[Chart and figure data]
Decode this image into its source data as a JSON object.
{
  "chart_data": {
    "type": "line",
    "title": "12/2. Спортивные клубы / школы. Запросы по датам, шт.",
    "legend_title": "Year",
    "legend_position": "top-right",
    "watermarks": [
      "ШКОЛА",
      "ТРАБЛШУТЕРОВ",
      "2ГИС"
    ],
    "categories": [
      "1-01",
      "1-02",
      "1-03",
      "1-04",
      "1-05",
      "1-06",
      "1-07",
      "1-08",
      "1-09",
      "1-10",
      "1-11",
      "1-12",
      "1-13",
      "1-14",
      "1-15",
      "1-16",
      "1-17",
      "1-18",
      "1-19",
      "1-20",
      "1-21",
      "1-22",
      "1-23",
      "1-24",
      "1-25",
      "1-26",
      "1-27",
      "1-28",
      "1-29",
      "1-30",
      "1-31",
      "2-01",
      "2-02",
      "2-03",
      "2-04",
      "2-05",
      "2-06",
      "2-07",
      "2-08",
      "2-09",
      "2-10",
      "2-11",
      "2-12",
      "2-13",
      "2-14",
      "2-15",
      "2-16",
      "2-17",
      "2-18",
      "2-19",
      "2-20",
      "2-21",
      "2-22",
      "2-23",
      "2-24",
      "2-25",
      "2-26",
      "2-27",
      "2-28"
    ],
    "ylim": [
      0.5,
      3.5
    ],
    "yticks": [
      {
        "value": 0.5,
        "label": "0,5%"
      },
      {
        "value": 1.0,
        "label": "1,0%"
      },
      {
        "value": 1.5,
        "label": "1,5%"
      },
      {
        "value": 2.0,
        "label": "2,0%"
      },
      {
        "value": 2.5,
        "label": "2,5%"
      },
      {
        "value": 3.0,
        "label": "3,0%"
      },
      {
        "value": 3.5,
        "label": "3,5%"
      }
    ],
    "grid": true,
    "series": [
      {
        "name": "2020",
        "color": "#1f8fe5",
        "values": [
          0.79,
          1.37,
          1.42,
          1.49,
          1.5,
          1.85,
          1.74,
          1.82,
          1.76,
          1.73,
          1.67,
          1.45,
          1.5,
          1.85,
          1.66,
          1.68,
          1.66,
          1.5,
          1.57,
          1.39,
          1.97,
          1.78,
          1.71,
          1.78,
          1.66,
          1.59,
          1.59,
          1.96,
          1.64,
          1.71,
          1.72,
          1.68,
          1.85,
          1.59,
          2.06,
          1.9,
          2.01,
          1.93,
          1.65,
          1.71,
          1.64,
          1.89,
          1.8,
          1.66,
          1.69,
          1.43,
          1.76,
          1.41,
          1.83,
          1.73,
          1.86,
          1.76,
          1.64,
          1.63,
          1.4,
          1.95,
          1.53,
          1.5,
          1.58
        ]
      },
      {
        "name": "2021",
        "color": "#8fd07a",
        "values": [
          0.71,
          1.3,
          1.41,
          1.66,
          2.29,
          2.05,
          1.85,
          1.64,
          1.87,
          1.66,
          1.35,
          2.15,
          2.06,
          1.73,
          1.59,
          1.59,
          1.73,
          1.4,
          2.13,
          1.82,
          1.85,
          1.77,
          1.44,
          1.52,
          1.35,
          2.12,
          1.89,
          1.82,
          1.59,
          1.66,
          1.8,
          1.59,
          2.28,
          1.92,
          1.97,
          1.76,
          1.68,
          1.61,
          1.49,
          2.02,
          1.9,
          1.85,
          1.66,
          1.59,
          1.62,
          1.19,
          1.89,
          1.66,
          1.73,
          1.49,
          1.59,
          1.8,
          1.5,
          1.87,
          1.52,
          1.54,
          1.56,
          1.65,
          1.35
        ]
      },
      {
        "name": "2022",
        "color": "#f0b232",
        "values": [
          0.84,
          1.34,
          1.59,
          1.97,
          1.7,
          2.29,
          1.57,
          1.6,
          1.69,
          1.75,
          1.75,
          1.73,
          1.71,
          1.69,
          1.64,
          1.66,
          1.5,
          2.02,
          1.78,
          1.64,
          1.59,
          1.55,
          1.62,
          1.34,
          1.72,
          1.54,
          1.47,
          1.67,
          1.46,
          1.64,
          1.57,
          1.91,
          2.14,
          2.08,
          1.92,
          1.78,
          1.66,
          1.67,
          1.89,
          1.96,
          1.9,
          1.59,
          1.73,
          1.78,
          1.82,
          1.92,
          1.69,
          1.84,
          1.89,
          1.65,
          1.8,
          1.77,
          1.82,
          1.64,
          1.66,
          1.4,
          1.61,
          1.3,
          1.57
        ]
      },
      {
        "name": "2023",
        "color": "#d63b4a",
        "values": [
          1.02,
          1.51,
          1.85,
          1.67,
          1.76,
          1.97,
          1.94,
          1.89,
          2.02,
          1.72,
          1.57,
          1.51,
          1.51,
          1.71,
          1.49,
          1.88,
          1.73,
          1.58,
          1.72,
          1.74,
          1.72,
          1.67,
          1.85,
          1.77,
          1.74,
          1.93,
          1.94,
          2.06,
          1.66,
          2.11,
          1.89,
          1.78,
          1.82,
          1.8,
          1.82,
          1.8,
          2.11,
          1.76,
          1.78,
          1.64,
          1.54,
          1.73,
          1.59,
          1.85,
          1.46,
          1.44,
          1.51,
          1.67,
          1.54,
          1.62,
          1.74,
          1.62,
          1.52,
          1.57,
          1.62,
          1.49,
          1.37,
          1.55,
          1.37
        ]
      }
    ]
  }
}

* * *

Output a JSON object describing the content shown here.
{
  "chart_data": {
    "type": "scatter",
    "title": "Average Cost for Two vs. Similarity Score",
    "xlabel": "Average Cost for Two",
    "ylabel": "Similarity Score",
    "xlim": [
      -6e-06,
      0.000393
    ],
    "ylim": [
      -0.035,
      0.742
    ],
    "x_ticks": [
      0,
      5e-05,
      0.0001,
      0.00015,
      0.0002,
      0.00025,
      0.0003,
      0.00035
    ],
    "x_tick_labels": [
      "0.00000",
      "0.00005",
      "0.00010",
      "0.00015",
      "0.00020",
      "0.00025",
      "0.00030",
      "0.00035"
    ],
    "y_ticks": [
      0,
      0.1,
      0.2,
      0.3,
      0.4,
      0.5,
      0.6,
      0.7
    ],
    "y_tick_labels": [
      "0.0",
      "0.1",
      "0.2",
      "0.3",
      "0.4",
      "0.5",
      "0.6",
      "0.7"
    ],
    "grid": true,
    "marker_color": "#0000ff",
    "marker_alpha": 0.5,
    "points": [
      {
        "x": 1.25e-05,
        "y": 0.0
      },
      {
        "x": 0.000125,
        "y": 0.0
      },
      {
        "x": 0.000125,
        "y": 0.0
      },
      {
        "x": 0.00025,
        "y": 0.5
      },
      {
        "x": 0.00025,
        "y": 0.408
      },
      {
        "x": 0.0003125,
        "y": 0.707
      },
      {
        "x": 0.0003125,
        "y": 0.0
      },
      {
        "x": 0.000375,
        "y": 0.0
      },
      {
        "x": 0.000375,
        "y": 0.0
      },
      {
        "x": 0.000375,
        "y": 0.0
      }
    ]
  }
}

[Request] How many of the lines above hold "Similarity"? Answer with only the number.

[Expected answer] 2